• [DIRECTIONS]:
Check each line of the data for "name" and select those that have it.

• [STORED ROWS]:

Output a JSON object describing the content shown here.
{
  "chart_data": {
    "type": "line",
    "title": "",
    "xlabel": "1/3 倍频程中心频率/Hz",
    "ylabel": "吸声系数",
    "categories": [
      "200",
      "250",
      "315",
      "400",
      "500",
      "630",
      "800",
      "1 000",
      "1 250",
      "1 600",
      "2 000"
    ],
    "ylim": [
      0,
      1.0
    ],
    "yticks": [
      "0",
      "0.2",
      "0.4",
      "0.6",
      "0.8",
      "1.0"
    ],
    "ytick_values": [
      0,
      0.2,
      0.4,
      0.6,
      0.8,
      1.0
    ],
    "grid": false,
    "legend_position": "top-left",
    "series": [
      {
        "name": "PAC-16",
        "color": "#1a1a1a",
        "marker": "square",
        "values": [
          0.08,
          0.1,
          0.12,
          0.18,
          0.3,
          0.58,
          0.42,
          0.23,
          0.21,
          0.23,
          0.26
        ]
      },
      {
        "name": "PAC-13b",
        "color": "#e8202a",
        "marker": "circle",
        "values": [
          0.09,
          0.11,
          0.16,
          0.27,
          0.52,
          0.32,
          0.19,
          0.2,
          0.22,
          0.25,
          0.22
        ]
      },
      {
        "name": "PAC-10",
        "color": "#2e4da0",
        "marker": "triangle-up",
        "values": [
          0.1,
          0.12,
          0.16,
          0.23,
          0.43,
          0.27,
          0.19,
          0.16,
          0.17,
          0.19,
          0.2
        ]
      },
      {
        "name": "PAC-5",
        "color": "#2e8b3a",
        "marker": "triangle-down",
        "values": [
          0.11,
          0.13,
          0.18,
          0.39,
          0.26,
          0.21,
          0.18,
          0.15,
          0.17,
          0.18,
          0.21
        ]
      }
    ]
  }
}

--

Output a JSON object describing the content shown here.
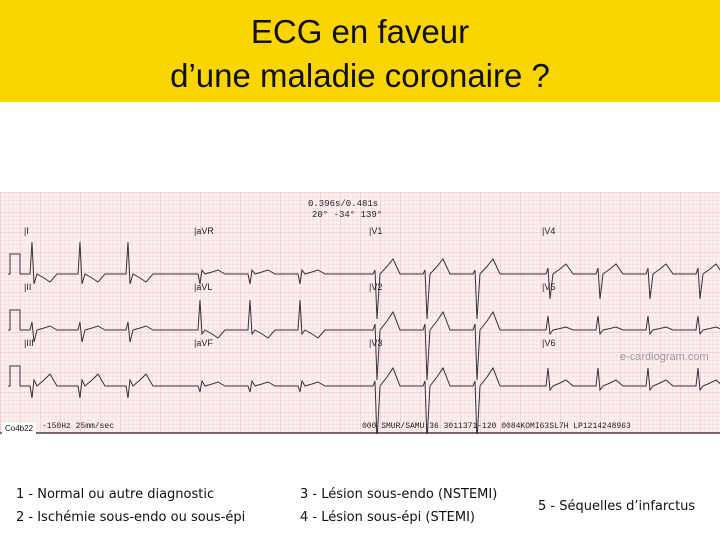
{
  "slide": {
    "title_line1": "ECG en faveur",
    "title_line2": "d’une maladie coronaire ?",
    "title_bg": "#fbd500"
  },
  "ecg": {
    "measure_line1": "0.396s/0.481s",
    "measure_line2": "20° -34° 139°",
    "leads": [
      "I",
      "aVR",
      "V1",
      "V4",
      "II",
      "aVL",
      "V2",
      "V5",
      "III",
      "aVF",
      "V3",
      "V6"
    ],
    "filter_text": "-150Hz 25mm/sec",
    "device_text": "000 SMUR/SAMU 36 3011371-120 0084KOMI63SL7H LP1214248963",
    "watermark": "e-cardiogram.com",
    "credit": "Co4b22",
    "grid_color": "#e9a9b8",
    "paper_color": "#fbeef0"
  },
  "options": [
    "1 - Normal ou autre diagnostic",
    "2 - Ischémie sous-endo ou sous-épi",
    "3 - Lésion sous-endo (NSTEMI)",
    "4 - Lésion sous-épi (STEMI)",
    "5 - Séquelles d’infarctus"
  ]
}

--

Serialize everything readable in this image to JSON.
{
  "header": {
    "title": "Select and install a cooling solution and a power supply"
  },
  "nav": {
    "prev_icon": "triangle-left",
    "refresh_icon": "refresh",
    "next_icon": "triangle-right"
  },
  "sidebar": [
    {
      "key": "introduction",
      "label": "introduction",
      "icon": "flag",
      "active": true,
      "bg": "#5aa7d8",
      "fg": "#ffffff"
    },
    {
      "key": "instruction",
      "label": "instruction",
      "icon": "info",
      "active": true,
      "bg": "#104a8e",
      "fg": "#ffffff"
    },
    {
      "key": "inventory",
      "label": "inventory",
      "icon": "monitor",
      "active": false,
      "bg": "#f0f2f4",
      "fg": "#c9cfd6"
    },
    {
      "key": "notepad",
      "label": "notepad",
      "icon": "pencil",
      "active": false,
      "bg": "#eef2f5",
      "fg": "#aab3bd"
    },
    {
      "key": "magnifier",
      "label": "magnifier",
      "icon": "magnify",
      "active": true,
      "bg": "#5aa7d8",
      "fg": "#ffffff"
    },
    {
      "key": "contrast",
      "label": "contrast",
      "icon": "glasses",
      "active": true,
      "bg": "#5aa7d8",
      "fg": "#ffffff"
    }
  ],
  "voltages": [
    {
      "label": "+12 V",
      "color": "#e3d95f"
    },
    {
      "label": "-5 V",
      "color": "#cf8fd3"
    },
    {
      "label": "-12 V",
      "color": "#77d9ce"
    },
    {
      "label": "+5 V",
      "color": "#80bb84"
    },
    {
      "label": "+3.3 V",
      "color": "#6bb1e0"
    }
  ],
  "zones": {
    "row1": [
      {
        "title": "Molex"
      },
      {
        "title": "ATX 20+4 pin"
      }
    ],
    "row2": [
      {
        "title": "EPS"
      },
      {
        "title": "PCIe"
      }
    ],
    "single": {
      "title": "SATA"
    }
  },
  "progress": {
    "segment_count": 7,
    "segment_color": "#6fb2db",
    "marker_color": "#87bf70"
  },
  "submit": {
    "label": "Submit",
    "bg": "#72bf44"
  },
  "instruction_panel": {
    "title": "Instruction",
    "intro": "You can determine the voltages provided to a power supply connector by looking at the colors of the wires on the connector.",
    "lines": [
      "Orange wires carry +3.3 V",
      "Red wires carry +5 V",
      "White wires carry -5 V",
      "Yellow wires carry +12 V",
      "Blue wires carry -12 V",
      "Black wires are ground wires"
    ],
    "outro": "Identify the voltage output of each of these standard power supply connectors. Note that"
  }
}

• [SOLUTION]:
        "name": "PAC-16",
        "name": "PAC-13b",
        "name": "PAC-10",
        "name": "PAC-5",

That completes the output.